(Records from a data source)
-------------------------

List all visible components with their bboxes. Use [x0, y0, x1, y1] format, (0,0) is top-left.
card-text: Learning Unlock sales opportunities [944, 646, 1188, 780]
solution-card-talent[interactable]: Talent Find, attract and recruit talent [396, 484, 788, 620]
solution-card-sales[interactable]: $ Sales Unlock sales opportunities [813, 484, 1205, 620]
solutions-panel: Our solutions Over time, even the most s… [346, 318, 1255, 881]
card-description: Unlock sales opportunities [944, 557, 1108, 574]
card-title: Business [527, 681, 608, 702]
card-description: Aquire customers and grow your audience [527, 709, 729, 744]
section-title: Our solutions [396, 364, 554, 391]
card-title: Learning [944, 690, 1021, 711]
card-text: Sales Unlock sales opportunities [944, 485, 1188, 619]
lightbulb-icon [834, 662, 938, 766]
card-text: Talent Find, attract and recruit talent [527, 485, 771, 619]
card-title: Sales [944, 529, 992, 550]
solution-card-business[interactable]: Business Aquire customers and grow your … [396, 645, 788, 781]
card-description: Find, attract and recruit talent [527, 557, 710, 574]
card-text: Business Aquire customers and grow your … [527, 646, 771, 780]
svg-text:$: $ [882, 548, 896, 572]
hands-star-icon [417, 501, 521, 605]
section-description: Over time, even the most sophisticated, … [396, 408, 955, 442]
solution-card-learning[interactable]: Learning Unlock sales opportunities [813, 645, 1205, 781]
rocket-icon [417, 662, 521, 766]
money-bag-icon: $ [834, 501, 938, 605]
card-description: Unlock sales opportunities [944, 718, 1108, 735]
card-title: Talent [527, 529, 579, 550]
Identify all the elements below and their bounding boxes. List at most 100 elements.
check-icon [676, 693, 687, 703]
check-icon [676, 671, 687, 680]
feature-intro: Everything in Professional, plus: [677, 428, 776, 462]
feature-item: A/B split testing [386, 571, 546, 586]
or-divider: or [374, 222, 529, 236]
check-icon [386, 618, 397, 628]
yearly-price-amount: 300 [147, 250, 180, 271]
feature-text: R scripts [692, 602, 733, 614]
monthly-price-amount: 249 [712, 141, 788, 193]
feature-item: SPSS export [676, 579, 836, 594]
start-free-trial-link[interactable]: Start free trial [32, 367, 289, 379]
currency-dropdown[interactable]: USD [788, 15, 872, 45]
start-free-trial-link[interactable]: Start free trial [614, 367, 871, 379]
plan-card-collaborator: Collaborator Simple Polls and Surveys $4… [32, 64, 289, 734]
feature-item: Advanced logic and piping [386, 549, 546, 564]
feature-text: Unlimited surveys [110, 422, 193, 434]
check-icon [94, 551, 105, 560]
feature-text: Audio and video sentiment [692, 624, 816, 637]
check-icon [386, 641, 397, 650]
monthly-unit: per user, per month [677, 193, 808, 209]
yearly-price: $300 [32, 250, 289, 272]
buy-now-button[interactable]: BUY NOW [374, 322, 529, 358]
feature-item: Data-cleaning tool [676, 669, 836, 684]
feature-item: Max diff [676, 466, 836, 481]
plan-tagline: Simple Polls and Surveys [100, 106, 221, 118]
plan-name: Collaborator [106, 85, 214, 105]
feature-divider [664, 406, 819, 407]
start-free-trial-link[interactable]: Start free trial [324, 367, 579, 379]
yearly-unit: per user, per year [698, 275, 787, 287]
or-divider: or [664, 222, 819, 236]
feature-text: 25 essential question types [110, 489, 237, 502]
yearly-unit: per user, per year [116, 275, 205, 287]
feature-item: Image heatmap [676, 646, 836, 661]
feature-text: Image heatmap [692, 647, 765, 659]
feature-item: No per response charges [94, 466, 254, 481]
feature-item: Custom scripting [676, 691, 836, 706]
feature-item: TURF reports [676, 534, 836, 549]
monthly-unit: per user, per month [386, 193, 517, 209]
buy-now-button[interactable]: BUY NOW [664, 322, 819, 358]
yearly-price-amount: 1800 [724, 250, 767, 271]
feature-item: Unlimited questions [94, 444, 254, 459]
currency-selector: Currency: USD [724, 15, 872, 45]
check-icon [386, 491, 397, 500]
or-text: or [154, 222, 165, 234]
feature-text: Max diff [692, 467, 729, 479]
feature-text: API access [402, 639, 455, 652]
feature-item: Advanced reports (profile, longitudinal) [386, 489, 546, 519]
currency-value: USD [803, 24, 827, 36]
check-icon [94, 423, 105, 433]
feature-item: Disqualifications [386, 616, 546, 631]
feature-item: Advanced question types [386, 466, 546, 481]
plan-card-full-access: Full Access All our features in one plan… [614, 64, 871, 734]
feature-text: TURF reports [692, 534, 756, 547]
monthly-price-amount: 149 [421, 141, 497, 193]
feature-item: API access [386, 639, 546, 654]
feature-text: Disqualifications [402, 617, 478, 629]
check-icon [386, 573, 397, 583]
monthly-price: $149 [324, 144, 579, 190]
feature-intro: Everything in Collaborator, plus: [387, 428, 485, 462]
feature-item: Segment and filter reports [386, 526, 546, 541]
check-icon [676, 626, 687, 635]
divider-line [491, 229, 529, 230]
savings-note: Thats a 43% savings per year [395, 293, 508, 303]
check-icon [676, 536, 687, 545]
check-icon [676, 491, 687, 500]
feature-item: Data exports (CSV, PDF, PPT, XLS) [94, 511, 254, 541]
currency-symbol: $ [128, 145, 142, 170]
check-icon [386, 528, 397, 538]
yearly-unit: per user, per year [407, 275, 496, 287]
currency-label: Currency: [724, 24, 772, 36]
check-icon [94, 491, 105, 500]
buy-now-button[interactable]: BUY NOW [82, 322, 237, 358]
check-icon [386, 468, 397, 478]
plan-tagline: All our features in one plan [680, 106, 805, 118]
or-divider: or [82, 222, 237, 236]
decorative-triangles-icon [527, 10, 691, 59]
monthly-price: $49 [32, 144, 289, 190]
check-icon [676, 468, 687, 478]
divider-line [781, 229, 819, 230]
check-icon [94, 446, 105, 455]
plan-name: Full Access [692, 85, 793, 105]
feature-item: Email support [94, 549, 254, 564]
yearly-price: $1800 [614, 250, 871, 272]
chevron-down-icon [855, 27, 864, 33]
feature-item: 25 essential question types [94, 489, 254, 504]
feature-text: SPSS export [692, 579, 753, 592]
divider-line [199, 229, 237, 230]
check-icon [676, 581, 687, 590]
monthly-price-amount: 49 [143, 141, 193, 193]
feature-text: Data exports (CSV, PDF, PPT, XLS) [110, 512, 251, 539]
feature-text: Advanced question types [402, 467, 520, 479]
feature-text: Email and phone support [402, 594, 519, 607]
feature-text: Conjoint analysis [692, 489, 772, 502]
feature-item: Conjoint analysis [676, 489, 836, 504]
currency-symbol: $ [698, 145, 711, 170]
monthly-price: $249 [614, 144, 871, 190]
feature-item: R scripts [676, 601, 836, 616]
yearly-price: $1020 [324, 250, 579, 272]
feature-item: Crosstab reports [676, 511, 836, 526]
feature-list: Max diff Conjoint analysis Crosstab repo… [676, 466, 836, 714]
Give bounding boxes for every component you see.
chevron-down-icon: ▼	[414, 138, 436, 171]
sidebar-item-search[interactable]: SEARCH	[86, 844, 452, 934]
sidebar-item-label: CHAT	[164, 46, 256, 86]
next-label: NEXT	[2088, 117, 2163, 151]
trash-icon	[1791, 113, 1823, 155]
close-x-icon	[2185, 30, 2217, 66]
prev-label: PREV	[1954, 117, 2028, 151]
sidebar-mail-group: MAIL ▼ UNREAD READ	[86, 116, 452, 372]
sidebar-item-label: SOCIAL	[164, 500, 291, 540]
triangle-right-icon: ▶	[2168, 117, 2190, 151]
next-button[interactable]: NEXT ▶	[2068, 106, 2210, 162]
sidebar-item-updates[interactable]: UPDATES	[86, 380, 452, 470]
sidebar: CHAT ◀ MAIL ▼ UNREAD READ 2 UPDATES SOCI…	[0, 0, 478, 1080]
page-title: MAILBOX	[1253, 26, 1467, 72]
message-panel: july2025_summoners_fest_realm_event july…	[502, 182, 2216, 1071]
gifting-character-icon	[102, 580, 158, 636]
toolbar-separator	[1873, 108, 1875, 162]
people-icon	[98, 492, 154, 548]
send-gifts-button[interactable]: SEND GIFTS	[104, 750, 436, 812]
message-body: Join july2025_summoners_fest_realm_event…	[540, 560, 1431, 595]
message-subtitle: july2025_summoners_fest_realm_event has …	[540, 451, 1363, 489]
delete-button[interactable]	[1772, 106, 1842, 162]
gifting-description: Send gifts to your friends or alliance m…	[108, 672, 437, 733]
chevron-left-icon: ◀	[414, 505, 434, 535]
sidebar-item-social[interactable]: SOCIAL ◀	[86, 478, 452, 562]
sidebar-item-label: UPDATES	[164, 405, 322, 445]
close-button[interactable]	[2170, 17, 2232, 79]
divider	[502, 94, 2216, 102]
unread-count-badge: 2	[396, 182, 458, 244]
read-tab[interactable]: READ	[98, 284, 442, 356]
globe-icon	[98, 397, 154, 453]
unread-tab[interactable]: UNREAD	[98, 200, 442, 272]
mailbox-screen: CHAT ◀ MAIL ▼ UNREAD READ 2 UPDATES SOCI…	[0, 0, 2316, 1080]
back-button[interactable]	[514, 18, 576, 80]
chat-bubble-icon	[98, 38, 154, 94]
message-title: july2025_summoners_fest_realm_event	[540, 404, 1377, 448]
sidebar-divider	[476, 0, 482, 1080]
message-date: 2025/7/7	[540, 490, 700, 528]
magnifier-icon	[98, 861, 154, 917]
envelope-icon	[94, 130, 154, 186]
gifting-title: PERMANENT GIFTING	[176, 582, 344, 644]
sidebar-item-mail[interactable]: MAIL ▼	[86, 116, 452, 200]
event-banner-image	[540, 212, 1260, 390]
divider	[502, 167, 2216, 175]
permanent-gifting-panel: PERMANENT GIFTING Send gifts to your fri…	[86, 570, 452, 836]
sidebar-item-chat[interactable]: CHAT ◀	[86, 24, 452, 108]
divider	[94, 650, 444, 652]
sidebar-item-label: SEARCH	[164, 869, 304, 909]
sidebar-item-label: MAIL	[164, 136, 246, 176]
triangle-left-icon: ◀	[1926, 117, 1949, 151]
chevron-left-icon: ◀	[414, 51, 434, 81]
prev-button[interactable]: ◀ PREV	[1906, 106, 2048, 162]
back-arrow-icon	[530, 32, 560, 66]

-------------------------

What this task involves: Write out the data word for word, starting at its first line and ending at the line containing "lightbulb-icon [834, 662, 938, 766]".

Result of the exercise:
List all visible components with their bboxes. Use [x0, y0, x1, y1] format, (0,0) is top-left.
card-text: Learning Unlock sales opportunities [944, 646, 1188, 780]
solution-card-talent[interactable]: Talent Find, attract and recruit talent [396, 484, 788, 620]
solution-card-sales[interactable]: $ Sales Unlock sales opportunities [813, 484, 1205, 620]
solutions-panel: Our solutions Over time, even the most s… [346, 318, 1255, 881]
card-description: Unlock sales opportunities [944, 557, 1108, 574]
card-title: Business [527, 681, 608, 702]
card-description: Aquire customers and grow your audience [527, 709, 729, 744]
section-title: Our solutions [396, 364, 554, 391]
card-title: Learning [944, 690, 1021, 711]
card-text: Sales Unlock sales opportunities [944, 485, 1188, 619]
lightbulb-icon [834, 662, 938, 766]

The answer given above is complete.